Extract each line of the material that follows exactly and omit its pictures.
::::
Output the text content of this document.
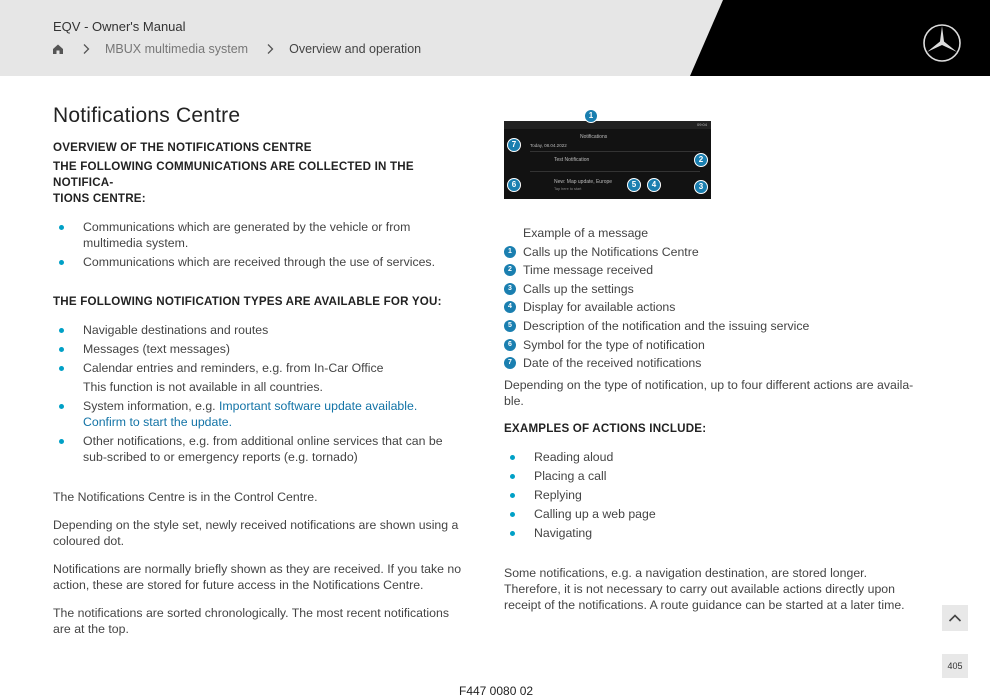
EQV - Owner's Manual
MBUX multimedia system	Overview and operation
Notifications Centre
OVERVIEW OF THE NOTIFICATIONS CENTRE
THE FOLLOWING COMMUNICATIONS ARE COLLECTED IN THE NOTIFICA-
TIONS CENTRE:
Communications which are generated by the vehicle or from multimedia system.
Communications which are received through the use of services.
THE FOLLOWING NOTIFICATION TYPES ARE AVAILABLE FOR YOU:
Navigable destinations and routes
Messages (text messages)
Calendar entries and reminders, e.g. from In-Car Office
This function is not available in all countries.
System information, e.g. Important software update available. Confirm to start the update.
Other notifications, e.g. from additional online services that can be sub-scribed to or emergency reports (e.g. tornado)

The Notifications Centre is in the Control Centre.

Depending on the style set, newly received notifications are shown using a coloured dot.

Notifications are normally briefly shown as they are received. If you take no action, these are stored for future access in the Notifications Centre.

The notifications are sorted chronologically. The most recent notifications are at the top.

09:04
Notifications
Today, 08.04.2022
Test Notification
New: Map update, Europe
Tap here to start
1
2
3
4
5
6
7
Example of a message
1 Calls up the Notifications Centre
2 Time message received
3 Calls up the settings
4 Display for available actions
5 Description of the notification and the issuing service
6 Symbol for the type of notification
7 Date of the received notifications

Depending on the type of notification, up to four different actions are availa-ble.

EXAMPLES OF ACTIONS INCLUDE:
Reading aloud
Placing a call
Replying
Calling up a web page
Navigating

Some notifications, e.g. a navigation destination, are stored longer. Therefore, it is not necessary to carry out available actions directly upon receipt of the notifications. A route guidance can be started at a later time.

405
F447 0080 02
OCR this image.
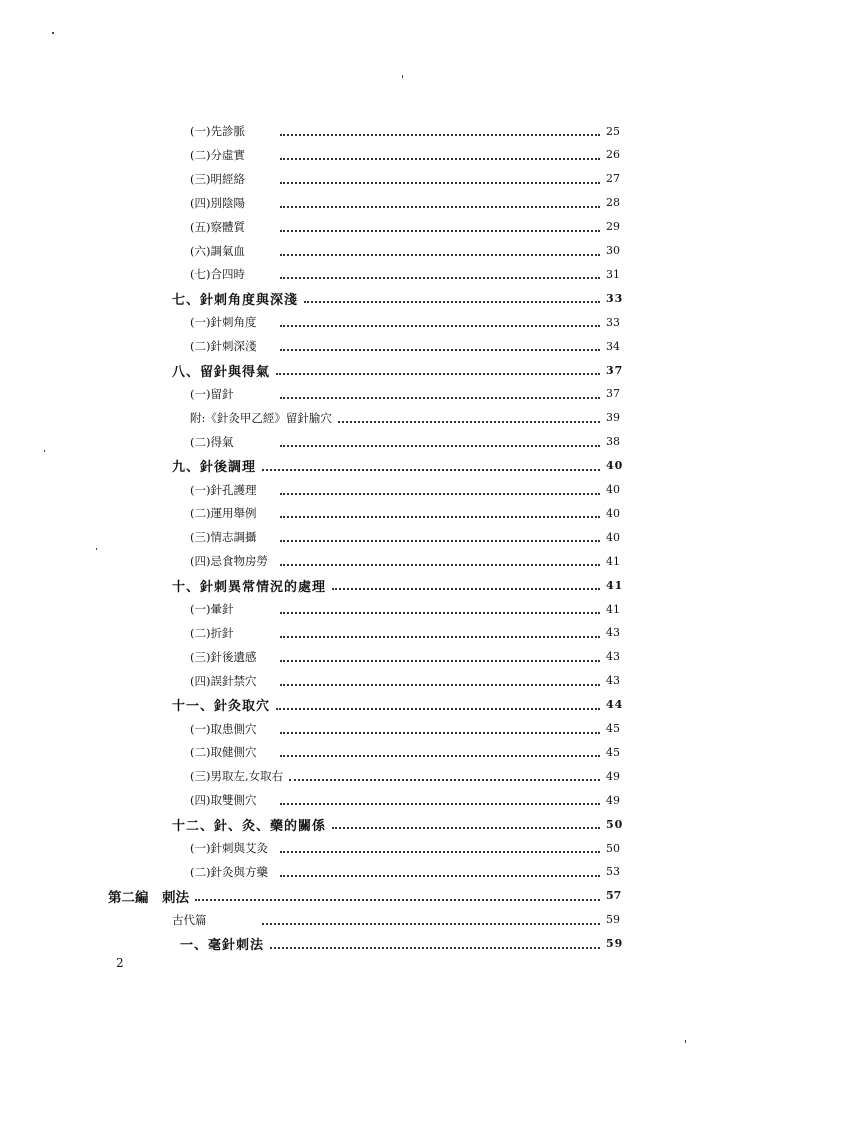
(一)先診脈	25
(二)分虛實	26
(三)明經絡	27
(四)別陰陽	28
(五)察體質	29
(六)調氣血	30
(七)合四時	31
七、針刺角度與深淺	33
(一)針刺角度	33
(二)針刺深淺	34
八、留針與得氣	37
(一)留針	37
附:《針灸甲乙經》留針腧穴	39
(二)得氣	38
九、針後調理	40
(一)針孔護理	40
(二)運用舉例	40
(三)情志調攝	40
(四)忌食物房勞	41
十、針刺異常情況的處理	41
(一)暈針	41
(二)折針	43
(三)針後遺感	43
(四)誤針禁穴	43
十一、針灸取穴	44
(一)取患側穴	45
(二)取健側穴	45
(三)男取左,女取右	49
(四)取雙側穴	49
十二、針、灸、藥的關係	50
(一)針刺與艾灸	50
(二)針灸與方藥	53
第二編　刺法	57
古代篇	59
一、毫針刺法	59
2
::::
RESULT:
Output the text content of this document.
EQV - Owner's Manual
MBUX multimedia system	Overview and operation
Notifications Centre
OVERVIEW OF THE NOTIFICATIONS CENTRE
THE FOLLOWING COMMUNICATIONS ARE COLLECTED IN THE NOTIFICA-
TIONS CENTRE:
Communications which are generated by the vehicle or from multimedia system.
Communications which are received through the use of services.
THE FOLLOWING NOTIFICATION TYPES ARE AVAILABLE FOR YOU:
Navigable destinations and routes
Messages (text messages)
Calendar entries and reminders, e.g. from In-Car Office
This function is not available in all countries.
System information, e.g. Important software update available. Confirm to start the update.
Other notifications, e.g. from additional online services that can be sub-scribed to or emergency reports (e.g. tornado)

The Notifications Centre is in the Control Centre.

Depending on the style set, newly received notifications are shown using a coloured dot.

Notifications are normally briefly shown as they are received. If you take no action, these are stored for future access in the Notifications Centre.

The notifications are sorted chronologically. The most recent notifications are at the top.

09:04
Notifications
Today, 08.04.2022
Test Notification
New: Map update, Europe
Tap here to start
1
2
3
4
5
6
7
Example of a message
1 Calls up the Notifications Centre
2 Time message received
3 Calls up the settings
4 Display for available actions
5 Description of the notification and the issuing service
6 Symbol for the type of notification
7 Date of the received notifications

Depending on the type of notification, up to four different actions are availa-ble.

EXAMPLES OF ACTIONS INCLUDE:
Reading aloud
Placing a call
Replying
Calling up a web page
Navigating

Some notifications, e.g. a navigation destination, are stored longer. Therefore, it is not necessary to carry out available actions directly upon receipt of the notifications. A route guidance can be started at a later time.

405
F447 0080 02
OCR this image.
(一)先診脈	25
(二)分虛實	26
(三)明經絡	27
(四)別陰陽	28
(五)察體質	29
(六)調氣血	30
(七)合四時	31
七、針刺角度與深淺	33
(一)針刺角度	33
(二)針刺深淺	34
八、留針與得氣	37
(一)留針	37
附:《針灸甲乙經》留針腧穴	39
(二)得氣	38
九、針後調理	40
(一)針孔護理	40
(二)運用舉例	40
(三)情志調攝	40
(四)忌食物房勞	41
十、針刺異常情況的處理	41
(一)暈針	41
(二)折針	43
(三)針後遺感	43
(四)誤針禁穴	43
十一、針灸取穴	44
(一)取患側穴	45
(二)取健側穴	45
(三)男取左,女取右	49
(四)取雙側穴	49
十二、針、灸、藥的關係	50
(一)針刺與艾灸	50
(二)針灸與方藥	53
第二編　刺法	57
古代篇	59
一、毫針刺法	59
2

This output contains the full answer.